Records from a collection of figures
○ ○ ○ ○
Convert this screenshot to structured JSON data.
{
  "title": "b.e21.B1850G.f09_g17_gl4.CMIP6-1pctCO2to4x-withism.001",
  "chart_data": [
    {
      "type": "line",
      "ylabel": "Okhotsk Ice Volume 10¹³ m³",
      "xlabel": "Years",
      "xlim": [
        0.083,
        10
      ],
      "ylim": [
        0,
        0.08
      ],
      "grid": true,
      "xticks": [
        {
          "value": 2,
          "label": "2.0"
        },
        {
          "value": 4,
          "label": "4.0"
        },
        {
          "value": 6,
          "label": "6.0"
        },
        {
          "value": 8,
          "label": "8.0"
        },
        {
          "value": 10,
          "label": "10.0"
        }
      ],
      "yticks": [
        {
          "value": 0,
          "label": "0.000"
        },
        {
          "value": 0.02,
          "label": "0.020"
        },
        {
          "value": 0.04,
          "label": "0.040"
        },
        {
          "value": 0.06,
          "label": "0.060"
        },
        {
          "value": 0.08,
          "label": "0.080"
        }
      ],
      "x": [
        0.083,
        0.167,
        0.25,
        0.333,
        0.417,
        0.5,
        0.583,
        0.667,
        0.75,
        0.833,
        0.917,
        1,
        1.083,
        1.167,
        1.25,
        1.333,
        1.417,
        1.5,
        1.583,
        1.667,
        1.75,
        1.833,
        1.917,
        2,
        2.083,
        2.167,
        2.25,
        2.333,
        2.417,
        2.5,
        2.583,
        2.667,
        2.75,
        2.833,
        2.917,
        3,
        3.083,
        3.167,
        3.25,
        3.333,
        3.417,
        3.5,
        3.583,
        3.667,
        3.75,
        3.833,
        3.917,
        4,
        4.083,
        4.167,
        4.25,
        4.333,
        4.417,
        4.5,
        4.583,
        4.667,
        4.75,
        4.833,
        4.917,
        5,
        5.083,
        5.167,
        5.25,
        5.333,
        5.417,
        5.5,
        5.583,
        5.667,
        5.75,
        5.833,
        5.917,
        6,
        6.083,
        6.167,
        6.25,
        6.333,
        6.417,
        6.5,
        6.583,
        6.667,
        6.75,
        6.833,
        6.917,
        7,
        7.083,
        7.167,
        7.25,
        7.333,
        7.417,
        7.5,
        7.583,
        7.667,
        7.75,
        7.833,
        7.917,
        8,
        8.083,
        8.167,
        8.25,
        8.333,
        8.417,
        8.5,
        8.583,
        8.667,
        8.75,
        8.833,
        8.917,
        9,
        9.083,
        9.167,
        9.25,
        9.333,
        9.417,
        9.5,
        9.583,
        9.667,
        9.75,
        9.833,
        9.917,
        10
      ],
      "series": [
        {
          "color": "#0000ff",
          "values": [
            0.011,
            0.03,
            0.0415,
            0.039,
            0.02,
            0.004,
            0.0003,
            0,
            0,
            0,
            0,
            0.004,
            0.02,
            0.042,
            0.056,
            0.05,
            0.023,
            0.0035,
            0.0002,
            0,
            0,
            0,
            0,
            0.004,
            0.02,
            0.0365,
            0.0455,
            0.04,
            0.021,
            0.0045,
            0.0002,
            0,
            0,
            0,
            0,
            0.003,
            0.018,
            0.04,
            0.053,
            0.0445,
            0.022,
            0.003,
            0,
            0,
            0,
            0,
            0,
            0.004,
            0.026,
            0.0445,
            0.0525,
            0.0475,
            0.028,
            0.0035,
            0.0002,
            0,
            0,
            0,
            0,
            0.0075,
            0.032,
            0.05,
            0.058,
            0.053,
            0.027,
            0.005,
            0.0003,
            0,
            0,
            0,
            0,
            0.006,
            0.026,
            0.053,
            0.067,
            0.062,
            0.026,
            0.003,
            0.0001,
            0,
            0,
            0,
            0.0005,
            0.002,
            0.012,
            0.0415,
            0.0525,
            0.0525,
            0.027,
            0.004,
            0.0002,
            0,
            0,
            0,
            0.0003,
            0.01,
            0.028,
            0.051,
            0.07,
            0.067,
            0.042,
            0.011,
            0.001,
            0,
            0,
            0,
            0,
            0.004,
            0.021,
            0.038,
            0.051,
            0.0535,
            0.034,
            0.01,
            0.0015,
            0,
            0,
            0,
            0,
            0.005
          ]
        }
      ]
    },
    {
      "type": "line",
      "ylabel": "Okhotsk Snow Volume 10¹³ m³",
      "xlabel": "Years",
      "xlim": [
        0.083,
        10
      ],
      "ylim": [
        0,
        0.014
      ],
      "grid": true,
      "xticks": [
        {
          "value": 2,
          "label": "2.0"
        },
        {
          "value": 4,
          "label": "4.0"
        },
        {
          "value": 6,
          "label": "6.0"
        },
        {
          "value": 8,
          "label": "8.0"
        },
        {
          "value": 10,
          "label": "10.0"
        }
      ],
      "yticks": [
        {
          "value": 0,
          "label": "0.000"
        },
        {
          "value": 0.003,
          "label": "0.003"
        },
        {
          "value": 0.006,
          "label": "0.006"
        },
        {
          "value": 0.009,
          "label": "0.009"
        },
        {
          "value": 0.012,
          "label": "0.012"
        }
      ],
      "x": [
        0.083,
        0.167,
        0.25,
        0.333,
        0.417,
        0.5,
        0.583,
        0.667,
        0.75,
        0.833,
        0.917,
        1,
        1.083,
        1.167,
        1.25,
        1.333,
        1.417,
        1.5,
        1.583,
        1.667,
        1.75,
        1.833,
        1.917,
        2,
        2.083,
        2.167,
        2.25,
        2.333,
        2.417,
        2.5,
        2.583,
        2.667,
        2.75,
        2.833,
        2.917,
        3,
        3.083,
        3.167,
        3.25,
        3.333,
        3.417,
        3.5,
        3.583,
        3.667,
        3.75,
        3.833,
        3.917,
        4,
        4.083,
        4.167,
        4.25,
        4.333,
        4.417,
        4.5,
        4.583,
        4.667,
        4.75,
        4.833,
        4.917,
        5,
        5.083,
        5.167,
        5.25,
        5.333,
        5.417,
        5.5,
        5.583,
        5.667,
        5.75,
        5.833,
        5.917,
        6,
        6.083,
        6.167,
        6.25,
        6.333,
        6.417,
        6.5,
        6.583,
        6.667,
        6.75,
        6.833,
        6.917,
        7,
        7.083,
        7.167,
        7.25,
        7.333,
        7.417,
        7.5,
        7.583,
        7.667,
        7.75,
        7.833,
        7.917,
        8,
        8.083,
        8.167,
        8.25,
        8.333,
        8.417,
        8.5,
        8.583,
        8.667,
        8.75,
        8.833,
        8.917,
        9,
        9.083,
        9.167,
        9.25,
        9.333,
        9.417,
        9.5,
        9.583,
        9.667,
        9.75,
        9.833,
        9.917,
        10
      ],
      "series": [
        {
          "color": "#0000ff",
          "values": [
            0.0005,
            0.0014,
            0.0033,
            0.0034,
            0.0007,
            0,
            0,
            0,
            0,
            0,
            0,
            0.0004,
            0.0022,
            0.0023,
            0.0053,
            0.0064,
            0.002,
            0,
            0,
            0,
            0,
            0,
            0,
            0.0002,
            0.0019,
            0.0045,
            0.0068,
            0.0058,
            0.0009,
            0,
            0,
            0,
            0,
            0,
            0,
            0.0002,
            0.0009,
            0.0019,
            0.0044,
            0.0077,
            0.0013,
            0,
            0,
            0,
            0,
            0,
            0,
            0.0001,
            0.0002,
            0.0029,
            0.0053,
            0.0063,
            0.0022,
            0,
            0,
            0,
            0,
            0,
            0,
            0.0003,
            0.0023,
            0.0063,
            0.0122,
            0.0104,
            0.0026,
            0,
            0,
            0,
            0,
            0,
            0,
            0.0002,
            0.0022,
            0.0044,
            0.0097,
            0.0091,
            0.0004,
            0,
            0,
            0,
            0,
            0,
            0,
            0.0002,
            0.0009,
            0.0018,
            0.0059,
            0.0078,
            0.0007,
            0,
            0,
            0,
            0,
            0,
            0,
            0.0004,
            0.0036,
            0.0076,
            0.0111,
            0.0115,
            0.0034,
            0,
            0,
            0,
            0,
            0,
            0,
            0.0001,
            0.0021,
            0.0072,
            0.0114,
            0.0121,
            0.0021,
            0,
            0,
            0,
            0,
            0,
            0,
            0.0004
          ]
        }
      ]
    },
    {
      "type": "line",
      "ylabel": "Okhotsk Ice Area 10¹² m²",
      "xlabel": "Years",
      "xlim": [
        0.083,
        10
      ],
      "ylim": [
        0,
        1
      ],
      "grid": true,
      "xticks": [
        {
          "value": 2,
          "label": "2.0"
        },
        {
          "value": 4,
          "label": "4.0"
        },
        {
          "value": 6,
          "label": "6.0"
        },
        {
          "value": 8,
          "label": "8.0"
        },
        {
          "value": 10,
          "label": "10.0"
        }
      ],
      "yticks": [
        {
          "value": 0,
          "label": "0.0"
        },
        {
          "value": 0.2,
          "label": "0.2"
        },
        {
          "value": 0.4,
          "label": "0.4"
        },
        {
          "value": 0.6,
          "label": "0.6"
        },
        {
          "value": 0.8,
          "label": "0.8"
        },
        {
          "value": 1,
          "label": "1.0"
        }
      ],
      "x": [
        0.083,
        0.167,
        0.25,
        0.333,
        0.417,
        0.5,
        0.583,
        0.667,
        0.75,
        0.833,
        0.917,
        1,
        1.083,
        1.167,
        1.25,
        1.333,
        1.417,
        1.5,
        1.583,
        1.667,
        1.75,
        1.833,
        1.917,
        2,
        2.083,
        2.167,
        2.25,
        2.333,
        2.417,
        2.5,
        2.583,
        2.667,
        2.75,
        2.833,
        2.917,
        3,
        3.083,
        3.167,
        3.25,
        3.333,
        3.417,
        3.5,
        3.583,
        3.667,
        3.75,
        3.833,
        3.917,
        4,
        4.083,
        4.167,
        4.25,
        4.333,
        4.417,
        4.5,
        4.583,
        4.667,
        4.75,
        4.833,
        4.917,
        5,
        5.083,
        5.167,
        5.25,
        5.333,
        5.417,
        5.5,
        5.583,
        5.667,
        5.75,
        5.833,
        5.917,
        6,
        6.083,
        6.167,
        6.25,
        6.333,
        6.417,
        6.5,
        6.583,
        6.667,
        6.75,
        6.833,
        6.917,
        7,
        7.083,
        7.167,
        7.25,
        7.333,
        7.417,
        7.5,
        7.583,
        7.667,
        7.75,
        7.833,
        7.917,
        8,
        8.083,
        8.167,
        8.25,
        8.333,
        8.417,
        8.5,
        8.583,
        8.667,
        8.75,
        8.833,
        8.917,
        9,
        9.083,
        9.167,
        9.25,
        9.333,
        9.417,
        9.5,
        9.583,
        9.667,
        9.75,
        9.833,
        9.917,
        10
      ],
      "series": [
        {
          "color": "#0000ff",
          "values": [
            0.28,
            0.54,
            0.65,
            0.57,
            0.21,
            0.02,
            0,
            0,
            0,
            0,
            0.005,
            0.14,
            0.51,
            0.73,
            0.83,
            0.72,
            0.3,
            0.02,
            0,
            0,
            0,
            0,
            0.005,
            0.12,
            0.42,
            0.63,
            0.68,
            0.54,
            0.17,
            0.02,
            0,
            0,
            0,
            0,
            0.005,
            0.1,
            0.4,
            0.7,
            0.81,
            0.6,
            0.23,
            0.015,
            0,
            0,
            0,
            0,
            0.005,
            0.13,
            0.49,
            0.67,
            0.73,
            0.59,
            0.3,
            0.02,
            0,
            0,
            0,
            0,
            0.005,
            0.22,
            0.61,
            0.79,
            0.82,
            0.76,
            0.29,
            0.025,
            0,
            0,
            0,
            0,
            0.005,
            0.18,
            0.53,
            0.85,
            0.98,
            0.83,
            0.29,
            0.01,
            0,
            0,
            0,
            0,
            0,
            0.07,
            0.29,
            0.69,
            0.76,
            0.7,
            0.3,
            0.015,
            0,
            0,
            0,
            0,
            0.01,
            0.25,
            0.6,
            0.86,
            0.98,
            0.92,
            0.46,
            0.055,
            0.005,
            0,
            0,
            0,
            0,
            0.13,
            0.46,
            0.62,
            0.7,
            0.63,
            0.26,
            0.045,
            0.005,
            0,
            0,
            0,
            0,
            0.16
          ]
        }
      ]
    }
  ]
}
○ ○ ○ ○
Find the lines containing "Okhotsk" and pull them out.

      "ylabel": "Okhotsk Ice Volume 10¹³ m³",
      "ylabel": "Okhotsk Snow Volume 10¹³ m³",
      "ylabel": "Okhotsk Ice Area 10¹² m²",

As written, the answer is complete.